• _WHAT IS ASKED_
Your task is to repeat the entries word for word while leaving out the pictures.

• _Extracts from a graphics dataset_
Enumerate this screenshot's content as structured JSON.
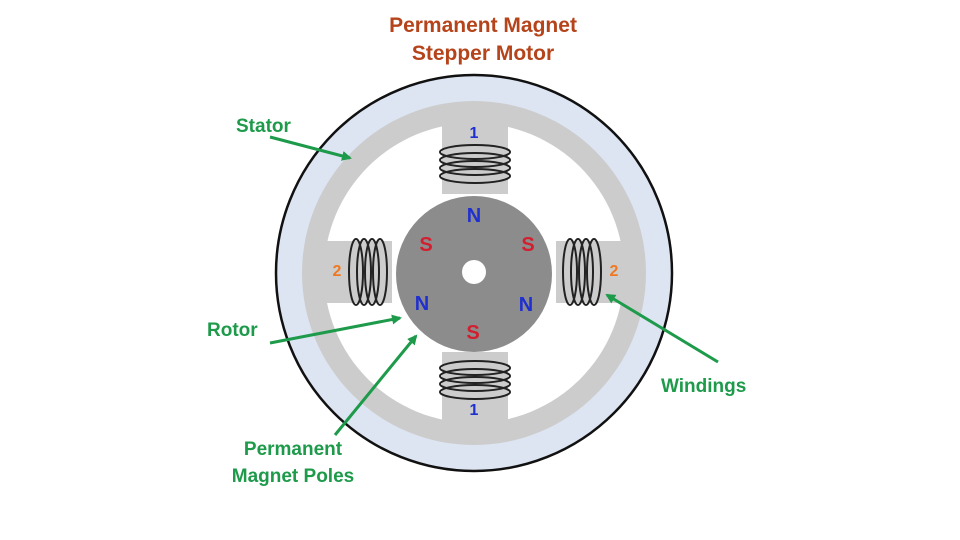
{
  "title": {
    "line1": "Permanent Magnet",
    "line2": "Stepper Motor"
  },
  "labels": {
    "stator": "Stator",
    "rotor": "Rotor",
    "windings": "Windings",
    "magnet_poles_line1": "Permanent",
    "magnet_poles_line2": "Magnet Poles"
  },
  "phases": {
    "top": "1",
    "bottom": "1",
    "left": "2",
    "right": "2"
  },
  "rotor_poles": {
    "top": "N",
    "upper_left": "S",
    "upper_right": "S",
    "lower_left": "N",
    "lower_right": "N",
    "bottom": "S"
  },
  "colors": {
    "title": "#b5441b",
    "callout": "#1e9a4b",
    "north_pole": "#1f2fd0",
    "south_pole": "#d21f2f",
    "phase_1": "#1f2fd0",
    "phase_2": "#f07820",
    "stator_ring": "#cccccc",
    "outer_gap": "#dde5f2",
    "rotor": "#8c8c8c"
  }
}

• _SOLVED PROBLEM_
Enumerate this screenshot's content as structured JSON.
{
  "title": {
    "line1": "Permanent Magnet",
    "line2": "Stepper Motor"
  },
  "labels": {
    "stator": "Stator",
    "rotor": "Rotor",
    "windings": "Windings",
    "magnet_poles_line1": "Permanent",
    "magnet_poles_line2": "Magnet Poles"
  },
  "phases": {
    "top": "1",
    "bottom": "1",
    "left": "2",
    "right": "2"
  },
  "rotor_poles": {
    "top": "N",
    "upper_left": "S",
    "upper_right": "S",
    "lower_left": "N",
    "lower_right": "N",
    "bottom": "S"
  },
  "colors": {
    "title": "#b5441b",
    "callout": "#1e9a4b",
    "north_pole": "#1f2fd0",
    "south_pole": "#d21f2f",
    "phase_1": "#1f2fd0",
    "phase_2": "#f07820",
    "stator_ring": "#cccccc",
    "outer_gap": "#dde5f2",
    "rotor": "#8c8c8c"
  }
}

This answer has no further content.